▶ **SÉRIE D'EXERCICES**
• a. D'après l'entretien avec Raphael, dans quels pays a-t-il joué lors de ses voyages en Asie du Sud-Est ?
• b. Rédigez la suite de l'entretien avec Raphael à partir de sa dernière réplique.

▶ **TEXTE FOURNI**
━━━━━━━━━━━━━━━━━━━━
Journal des Femmes : Deux années se sont écoulées depuis votre dernier album Somnambule. Qu'avez-vous fait pendant ce temps ?
Raphael : J'étais en tournée jusqu'à l'été dernier puis j'ai beaucoup voyagé en Inde, en Asie du Sud-Est. J'ai joué au Vietnam, au Laos, en Thaïlande et en Malaisie mais j'ai aussi voyagé en famille. C'est important de ne pas rester dans la monotonie. C'est une réelle excitation d'aller dans un endroit qu'on ne connaît pas, découvrir une autre culture, une autre météo, une autre géographie. On fabrique des souvenirs avec les gens qu'on aime et c'est merveilleux.

Ces voyages sont d'ailleurs présents dans l'album, dans Retourner à la mer et Fièvres d'Asie notamment. Vous ont-ils inspirés ?
Je ne voyage pas pour m'inspirer. Il arrive que ce soit pour le travail, d'autres fois, c'est juste par envie d'évasion et découverte d'autre chose. La volonté de retrouver cette humanité que l'on ne voit plus au quotidien dans l'endroit où l'on vit, qui nous apparaît quand on se retrouve ailleurs et qui est magnifique.
━━━━━━━━━━━━━━━━━━━━
▶ **DONNÉES ENREGISTRÉES**
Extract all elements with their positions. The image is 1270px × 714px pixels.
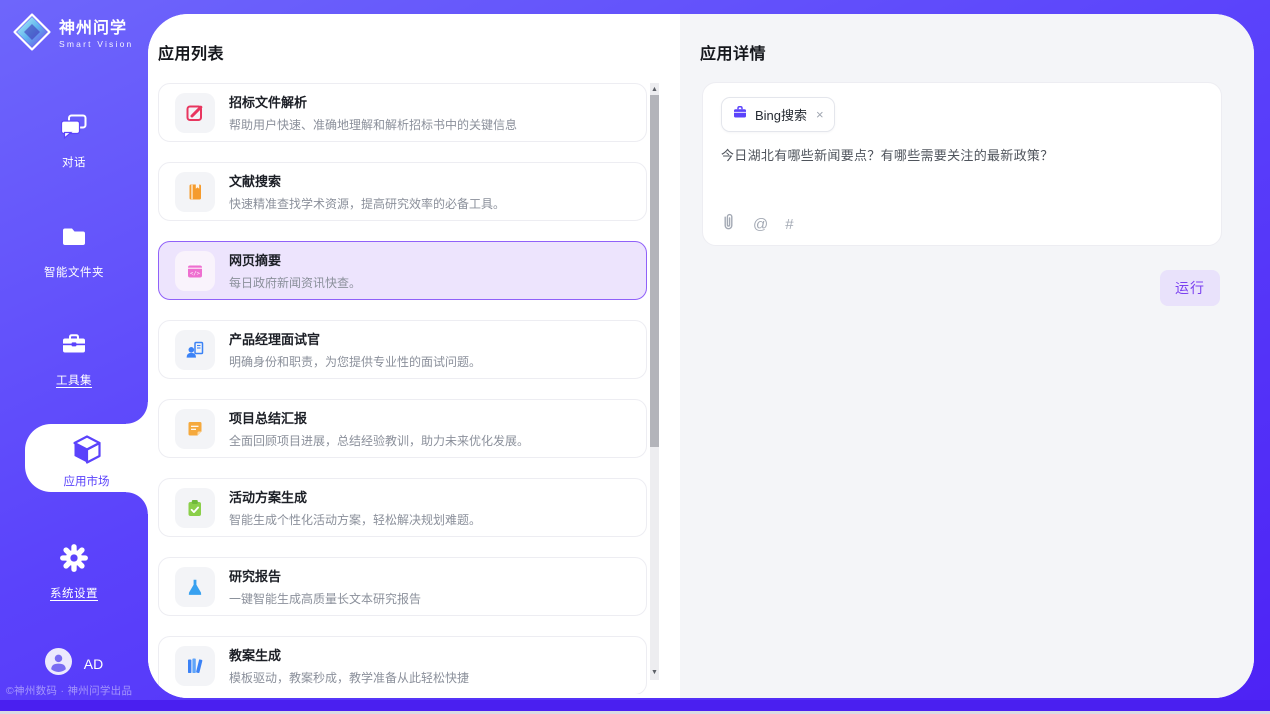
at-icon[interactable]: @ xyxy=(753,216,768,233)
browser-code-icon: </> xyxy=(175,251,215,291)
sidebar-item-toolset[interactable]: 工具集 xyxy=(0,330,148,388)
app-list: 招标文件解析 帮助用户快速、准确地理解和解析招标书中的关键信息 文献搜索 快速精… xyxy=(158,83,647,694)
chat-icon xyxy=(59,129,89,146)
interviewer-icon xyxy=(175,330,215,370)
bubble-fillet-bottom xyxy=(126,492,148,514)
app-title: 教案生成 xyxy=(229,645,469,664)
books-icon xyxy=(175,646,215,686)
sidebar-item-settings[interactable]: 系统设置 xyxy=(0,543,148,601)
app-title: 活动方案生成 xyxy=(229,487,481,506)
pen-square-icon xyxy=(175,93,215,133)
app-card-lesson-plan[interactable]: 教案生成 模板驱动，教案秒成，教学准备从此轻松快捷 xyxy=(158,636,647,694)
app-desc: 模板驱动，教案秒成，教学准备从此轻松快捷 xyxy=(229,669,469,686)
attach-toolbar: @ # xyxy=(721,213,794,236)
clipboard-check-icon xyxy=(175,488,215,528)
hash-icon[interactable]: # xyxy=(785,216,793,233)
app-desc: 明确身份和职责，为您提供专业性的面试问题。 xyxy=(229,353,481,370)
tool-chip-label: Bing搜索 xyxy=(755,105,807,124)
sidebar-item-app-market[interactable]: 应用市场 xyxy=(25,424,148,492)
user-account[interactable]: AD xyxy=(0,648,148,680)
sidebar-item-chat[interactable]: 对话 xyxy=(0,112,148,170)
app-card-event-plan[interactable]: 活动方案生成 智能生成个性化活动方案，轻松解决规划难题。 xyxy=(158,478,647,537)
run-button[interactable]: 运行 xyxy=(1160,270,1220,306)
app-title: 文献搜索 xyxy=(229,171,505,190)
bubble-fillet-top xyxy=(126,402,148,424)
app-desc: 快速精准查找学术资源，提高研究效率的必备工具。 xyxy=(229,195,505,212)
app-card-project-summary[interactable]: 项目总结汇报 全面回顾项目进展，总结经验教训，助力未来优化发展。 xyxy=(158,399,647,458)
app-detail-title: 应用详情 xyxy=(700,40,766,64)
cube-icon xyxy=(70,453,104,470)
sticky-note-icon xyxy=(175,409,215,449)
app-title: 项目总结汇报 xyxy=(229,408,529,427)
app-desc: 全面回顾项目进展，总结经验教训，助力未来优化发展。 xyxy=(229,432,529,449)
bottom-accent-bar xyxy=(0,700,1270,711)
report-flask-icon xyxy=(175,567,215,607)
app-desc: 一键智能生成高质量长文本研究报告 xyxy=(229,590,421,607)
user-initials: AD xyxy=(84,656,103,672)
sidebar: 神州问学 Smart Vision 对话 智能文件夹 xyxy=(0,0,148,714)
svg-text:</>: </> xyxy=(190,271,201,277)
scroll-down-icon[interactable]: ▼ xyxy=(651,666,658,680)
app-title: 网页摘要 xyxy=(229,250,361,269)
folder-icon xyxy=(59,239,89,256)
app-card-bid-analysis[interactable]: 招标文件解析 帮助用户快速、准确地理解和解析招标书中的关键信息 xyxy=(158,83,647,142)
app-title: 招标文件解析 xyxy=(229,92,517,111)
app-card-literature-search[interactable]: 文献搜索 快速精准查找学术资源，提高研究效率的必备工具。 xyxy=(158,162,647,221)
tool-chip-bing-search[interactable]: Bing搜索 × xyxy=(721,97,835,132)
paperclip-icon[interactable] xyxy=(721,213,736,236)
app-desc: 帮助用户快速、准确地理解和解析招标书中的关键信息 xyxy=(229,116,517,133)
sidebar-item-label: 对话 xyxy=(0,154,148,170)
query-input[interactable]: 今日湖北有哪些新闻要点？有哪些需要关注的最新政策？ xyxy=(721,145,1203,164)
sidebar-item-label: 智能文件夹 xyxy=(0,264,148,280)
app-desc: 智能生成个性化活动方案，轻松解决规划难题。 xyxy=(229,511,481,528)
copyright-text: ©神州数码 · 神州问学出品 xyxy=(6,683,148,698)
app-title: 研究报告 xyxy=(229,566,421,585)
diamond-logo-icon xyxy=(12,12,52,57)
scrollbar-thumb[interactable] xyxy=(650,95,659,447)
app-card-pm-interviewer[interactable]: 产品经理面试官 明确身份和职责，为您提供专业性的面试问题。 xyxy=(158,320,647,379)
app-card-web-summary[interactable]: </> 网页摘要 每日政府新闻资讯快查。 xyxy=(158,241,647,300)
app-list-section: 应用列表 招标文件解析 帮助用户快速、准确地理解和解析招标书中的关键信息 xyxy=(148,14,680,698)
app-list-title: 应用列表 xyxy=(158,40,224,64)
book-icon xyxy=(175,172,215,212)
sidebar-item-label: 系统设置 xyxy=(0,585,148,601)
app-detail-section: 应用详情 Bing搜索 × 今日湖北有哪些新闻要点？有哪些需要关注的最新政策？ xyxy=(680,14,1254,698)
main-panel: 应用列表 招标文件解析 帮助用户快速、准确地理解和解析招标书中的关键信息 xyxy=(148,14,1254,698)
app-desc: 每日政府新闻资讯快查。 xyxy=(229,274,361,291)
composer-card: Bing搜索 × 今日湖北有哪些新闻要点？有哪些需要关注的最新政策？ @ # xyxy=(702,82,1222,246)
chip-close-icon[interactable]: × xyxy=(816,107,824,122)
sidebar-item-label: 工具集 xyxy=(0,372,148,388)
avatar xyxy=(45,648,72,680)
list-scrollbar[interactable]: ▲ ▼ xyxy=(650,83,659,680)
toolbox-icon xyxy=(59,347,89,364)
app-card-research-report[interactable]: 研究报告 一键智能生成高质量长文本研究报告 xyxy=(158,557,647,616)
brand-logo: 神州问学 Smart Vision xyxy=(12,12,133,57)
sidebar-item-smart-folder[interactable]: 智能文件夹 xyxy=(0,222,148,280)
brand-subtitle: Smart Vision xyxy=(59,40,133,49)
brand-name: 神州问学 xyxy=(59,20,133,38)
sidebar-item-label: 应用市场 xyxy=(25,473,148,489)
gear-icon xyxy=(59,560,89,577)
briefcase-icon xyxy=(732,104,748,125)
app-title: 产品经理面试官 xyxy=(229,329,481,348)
━━━━━━━━━━━━━━━━━━━━
▶ **RÉSULTATS ATTENDUS**
• a. Au Vietnam, au Laos, en Thaïlande et en Malaisie.

• b.
Quand avez-vous commencé à réfléchir à l'album ?
J'essaie de me souvenir… Je crois que j'ai toujours un nouveau disque en tête. J'ai écrit une chanson, puis une deuxième, puis je suis parti en voyage. L'Italie a été importante pour moi. C'est là où j'ai écrit l'essentiel du disque. J'avais un corpus cohérent qui racontait une histoire.

Vous l'avez enregistré en une semaine seulement.
Je fais toujours ça. Ça me correspond de faire les choses rapidement. Il ne faut pas trop réfléchir et enregistrer sans artifices.

Vous avez fait appel à Gaëtan Roussel pour réaliser l'album. Pourquoi lui ? 
Il est très doué et a une vraie bonté. Au-delà de ça, c'est un immense producteur, j'aime les disques qu'il a fait et les chansons qu'il a écrit. Il sait ce qu'est une bonne chanson et comment ne pas se perdre dans le détail. Ce qui compte avec lui, c'est la chanson et la voix. Et ça me correspond plutôt bien.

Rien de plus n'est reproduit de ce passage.